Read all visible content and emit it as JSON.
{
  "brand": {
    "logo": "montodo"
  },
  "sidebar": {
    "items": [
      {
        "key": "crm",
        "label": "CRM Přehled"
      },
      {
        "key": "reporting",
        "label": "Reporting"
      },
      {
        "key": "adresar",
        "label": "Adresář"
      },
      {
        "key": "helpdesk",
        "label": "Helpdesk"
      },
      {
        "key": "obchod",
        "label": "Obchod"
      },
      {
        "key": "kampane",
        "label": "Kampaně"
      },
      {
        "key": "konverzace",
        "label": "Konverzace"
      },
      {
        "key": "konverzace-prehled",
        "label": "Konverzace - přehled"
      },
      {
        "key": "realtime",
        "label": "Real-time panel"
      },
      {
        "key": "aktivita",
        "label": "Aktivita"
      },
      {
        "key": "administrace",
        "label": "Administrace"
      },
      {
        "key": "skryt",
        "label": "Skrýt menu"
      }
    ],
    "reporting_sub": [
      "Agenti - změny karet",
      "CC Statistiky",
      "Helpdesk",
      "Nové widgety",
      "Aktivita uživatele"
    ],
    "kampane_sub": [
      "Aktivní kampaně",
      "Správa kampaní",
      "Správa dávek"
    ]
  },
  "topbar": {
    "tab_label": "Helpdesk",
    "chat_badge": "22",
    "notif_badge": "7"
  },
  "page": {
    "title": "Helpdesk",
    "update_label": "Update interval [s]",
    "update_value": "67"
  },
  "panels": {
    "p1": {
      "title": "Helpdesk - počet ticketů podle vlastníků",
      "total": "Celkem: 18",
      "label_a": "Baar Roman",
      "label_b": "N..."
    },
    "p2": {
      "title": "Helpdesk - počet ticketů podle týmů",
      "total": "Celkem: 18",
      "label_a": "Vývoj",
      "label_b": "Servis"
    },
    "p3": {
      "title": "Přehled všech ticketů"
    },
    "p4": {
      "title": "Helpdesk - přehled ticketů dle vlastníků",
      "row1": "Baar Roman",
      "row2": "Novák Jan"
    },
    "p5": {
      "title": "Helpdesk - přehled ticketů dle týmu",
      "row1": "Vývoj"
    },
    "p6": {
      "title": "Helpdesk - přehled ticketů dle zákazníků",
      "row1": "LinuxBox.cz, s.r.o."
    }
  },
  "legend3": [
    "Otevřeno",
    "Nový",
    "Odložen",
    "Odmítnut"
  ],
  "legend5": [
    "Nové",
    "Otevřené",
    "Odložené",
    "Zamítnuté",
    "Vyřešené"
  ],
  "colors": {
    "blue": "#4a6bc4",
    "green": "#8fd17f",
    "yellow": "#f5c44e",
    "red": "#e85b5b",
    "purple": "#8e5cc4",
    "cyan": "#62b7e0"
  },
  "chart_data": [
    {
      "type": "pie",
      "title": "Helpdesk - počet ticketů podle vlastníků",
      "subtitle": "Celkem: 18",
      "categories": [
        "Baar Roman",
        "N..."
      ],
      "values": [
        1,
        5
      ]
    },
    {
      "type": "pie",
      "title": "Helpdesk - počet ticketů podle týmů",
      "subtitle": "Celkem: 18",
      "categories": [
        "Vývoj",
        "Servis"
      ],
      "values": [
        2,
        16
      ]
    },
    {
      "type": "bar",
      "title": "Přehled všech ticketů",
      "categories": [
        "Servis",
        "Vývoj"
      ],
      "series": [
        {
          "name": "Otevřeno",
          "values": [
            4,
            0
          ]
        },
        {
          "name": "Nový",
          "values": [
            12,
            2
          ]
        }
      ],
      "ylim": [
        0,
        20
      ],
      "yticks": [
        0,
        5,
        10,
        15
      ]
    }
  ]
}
☆ ☆ ☆
- REQUIRED WORK
Please set down all the data word for word.

- TASK ANSWER
Read all visible content and emit it as JSON.
{
  "brand": {
    "logo": "montodo"
  },
  "sidebar": {
    "items": [
      {
        "key": "crm",
        "label": "CRM Přehled"
      },
      {
        "key": "reporting",
        "label": "Reporting"
      },
      {
        "key": "adresar",
        "label": "Adresář"
      },
      {
        "key": "helpdesk",
        "label": "Helpdesk"
      },
      {
        "key": "obchod",
        "label": "Obchod"
      },
      {
        "key": "kampane",
        "label": "Kampaně"
      },
      {
        "key": "konverzace",
        "label": "Konverzace"
      },
      {
        "key": "konverzace-prehled",
        "label": "Konverzace - přehled"
      },
      {
        "key": "realtime",
        "label": "Real-time panel"
      },
      {
        "key": "aktivita",
        "label": "Aktivita"
      },
      {
        "key": "administrace",
        "label": "Administrace"
      },
      {
        "key": "skryt",
        "label": "Skrýt menu"
      }
    ],
    "reporting_sub": [
      "Agenti - změny karet",
      "CC Statistiky",
      "Helpdesk",
      "Nové widgety",
      "Aktivita uživatele"
    ],
    "kampane_sub": [
      "Aktivní kampaně",
      "Správa kampaní",
      "Správa dávek"
    ]
  },
  "topbar": {
    "tab_label": "Helpdesk",
    "chat_badge": "22",
    "notif_badge": "7"
  },
  "page": {
    "title": "Helpdesk",
    "update_label": "Update interval [s]",
    "update_value": "67"
  },
  "panels": {
    "p1": {
      "title": "Helpdesk - počet ticketů podle vlastníků",
      "total": "Celkem: 18",
      "label_a": "Baar Roman",
      "label_b": "N..."
    },
    "p2": {
      "title": "Helpdesk - počet ticketů podle týmů",
      "total": "Celkem: 18",
      "label_a": "Vývoj",
      "label_b": "Servis"
    },
    "p3": {
      "title": "Přehled všech ticketů"
    },
    "p4": {
      "title": "Helpdesk - přehled ticketů dle vlastníků",
      "row1": "Baar Roman",
      "row2": "Novák Jan"
    },
    "p5": {
      "title": "Helpdesk - přehled ticketů dle týmu",
      "row1": "Vývoj"
    },
    "p6": {
      "title": "Helpdesk - přehled ticketů dle zákazníků",
      "row1": "LinuxBox.cz, s.r.o."
    }
  },
  "legend3": [
    "Otevřeno",
    "Nový",
    "Odložen",
    "Odmítnut"
  ],
  "legend5": [
    "Nové",
    "Otevřené",
    "Odložené",
    "Zamítnuté",
    "Vyřešené"
  ],
  "colors": {
    "blue": "#4a6bc4",
    "green": "#8fd17f",
    "yellow": "#f5c44e",
    "red": "#e85b5b",
    "purple": "#8e5cc4",
    "cyan": "#62b7e0"
  },
  "chart_data": [
    {
      "type": "pie",
      "title": "Helpdesk - počet ticketů podle vlastníků",
      "subtitle": "Celkem: 18",
      "categories": [
        "Baar Roman",
        "N..."
      ],
      "values": [
        1,
        5
      ]
    },
    {
      "type": "pie",
      "title": "Helpdesk - počet ticketů podle týmů",
      "subtitle": "Celkem: 18",
      "categories": [
        "Vývoj",
        "Servis"
      ],
      "values": [
        2,
        16
      ]
    },
    {
      "type": "bar",
      "title": "Přehled všech ticketů",
      "categories": [
        "Servis",
        "Vývoj"
      ],
      "series": [
        {
          "name": "Otevřeno",
          "values": [
            4,
            0
          ]
        },
        {
          "name": "Nový",
          "values": [
            12,
            2
          ]
        }
      ],
      "ylim": [
        0,
        20
      ],
      "yticks": [
        0,
        5,
        10,
        15
      ]
    }
  ]
}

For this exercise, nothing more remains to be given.